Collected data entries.
◇ ◇ ◇ ◇ ◇ ◇ ◇

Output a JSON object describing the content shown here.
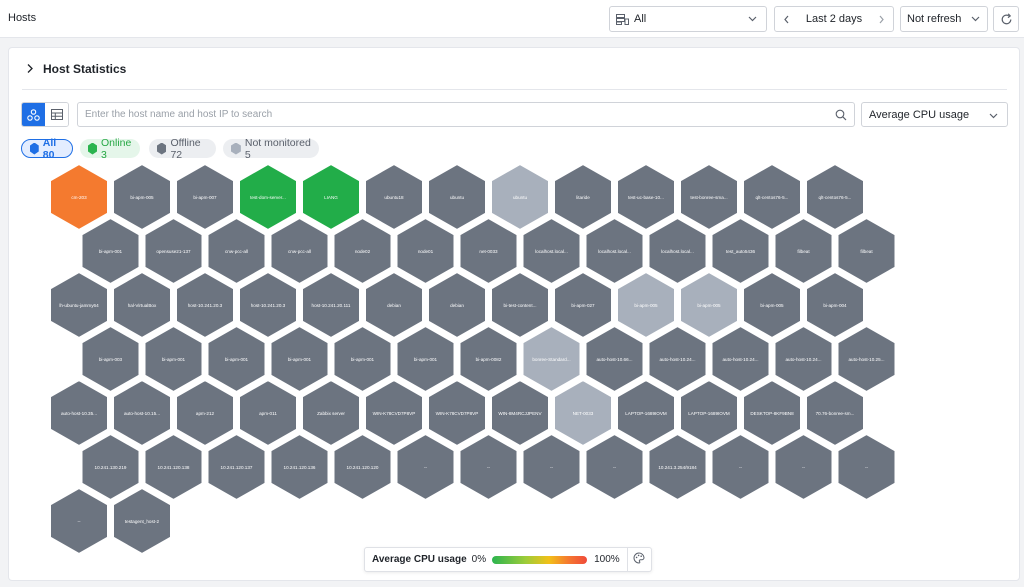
{
  "header": {
    "title": "Hosts",
    "host_filter": "All",
    "time_range": "Last 2 days",
    "refresh": "Not refresh"
  },
  "section": {
    "title": "Host Statistics"
  },
  "toolbar": {
    "search_placeholder": "Enter the host name and host IP to search",
    "metric": "Average CPU usage"
  },
  "filters": {
    "all": "All 80",
    "online": "Online 3",
    "offline": "Offline 72",
    "not_monitored": "Not monitored 5"
  },
  "colors": {
    "high": "#f47a2f",
    "online": "#22ad49",
    "offline": "#6c7480",
    "not_monitored": "#a8b0bc",
    "accent": "#1f6fe5"
  },
  "hosts": [
    [
      {
        "name": "cm-203",
        "status": "high"
      },
      {
        "name": "bi-apm-005",
        "status": "offline"
      },
      {
        "name": "bi-apm-007",
        "status": "offline"
      },
      {
        "name": "test-dom-server...",
        "status": "online"
      },
      {
        "name": "LIANG",
        "status": "online"
      },
      {
        "name": "ubuntu18",
        "status": "offline"
      },
      {
        "name": "ubuntu",
        "status": "offline"
      },
      {
        "name": "ubuntu",
        "status": "not_monitored"
      },
      {
        "name": "litaride",
        "status": "offline"
      },
      {
        "name": "test-uc-base-10...",
        "status": "offline"
      },
      {
        "name": "test-bonree-sma...",
        "status": "offline"
      },
      {
        "name": "qlt-centos76-5...",
        "status": "offline"
      },
      {
        "name": "qlt-centos76-5...",
        "status": "offline"
      }
    ],
    [
      {
        "name": "bi-apm-001",
        "status": "offline"
      },
      {
        "name": "opensuse21-137",
        "status": "offline"
      },
      {
        "name": "cnw-pcc-all",
        "status": "offline"
      },
      {
        "name": "cnw-pcc-all",
        "status": "offline"
      },
      {
        "name": "node02",
        "status": "offline"
      },
      {
        "name": "node01",
        "status": "offline"
      },
      {
        "name": "net-0033",
        "status": "offline"
      },
      {
        "name": "localhost.local...",
        "status": "offline"
      },
      {
        "name": "localhost.local...",
        "status": "offline"
      },
      {
        "name": "localhost.local...",
        "status": "offline"
      },
      {
        "name": "test_auto5436",
        "status": "offline"
      },
      {
        "name": "filbeat",
        "status": "offline"
      },
      {
        "name": "filbeat",
        "status": "offline"
      }
    ],
    [
      {
        "name": "lh-ubuntu-jammy64",
        "status": "offline"
      },
      {
        "name": "hal-VirtualBox",
        "status": "offline"
      },
      {
        "name": "host-10.241.20.3",
        "status": "offline"
      },
      {
        "name": "host-10.241.20.3",
        "status": "offline"
      },
      {
        "name": "host-10.241.20.111",
        "status": "offline"
      },
      {
        "name": "debian",
        "status": "offline"
      },
      {
        "name": "debian",
        "status": "offline"
      },
      {
        "name": "bi-test-content...",
        "status": "offline"
      },
      {
        "name": "bi-apm-027",
        "status": "offline"
      },
      {
        "name": "bi-apm-005",
        "status": "not_monitored"
      },
      {
        "name": "bi-apm-005",
        "status": "not_monitored"
      },
      {
        "name": "bi-apm-005",
        "status": "offline"
      },
      {
        "name": "bi-apm-004",
        "status": "offline"
      }
    ],
    [
      {
        "name": "bi-apm-003",
        "status": "offline"
      },
      {
        "name": "bi-apm-001",
        "status": "offline"
      },
      {
        "name": "bi-apm-001",
        "status": "offline"
      },
      {
        "name": "bi-apm-001",
        "status": "offline"
      },
      {
        "name": "bi-apm-001",
        "status": "offline"
      },
      {
        "name": "bi-apm-001",
        "status": "offline"
      },
      {
        "name": "bi-apm-0082",
        "status": "offline"
      },
      {
        "name": "bonree-Standard...",
        "status": "not_monitored"
      },
      {
        "name": "auto-host-10.66...",
        "status": "offline"
      },
      {
        "name": "auto-host-10.24...",
        "status": "offline"
      },
      {
        "name": "auto-host-10.24...",
        "status": "offline"
      },
      {
        "name": "auto-host-10.24...",
        "status": "offline"
      },
      {
        "name": "auto-host-10.25...",
        "status": "offline"
      }
    ],
    [
      {
        "name": "auto-host-10.35...",
        "status": "offline"
      },
      {
        "name": "auto-host-10.15...",
        "status": "offline"
      },
      {
        "name": "apm-212",
        "status": "offline"
      },
      {
        "name": "apm-011",
        "status": "offline"
      },
      {
        "name": "Zabbix server",
        "status": "offline"
      },
      {
        "name": "WIN-K78CVD7P8VP",
        "status": "offline"
      },
      {
        "name": "WIN-K78CVD7P8VP",
        "status": "offline"
      },
      {
        "name": "WIN-8M4RCJJPENV",
        "status": "offline"
      },
      {
        "name": "NET-0033",
        "status": "not_monitored"
      },
      {
        "name": "LAPTOP-1689IOVM",
        "status": "offline"
      },
      {
        "name": "LAPTOP-1689IOVM",
        "status": "offline"
      },
      {
        "name": "DESKTOP-8KF9BN8",
        "status": "offline"
      },
      {
        "name": "70.76-bonree-sm...",
        "status": "offline"
      }
    ],
    [
      {
        "name": "10.241.130.219",
        "status": "offline"
      },
      {
        "name": "10.241.120.138",
        "status": "offline"
      },
      {
        "name": "10.241.120.137",
        "status": "offline"
      },
      {
        "name": "10.241.120.136",
        "status": "offline"
      },
      {
        "name": "10.241.120.120",
        "status": "offline"
      },
      {
        "name": "--",
        "status": "offline"
      },
      {
        "name": "--",
        "status": "offline"
      },
      {
        "name": "--",
        "status": "offline"
      },
      {
        "name": "--",
        "status": "offline"
      },
      {
        "name": "10.241.3.254/9184",
        "status": "offline"
      },
      {
        "name": "--",
        "status": "offline"
      },
      {
        "name": "--",
        "status": "offline"
      },
      {
        "name": "--",
        "status": "offline"
      }
    ],
    [
      {
        "name": "--",
        "status": "offline"
      },
      {
        "name": "testagent_host-2",
        "status": "offline"
      }
    ]
  ],
  "legend": {
    "title": "Average CPU usage",
    "min": "0%",
    "max": "100%"
  }
}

◇ ◇ ◇ ◇ ◇ ◇ ◇

Task brief.
Pull out every line of the entries that includes the word "bonree".

Expected answer.
        "name": "test-bonree-sma...",
        "name": "bonree-Standard...",
        "name": "70.76-bonree-sm...",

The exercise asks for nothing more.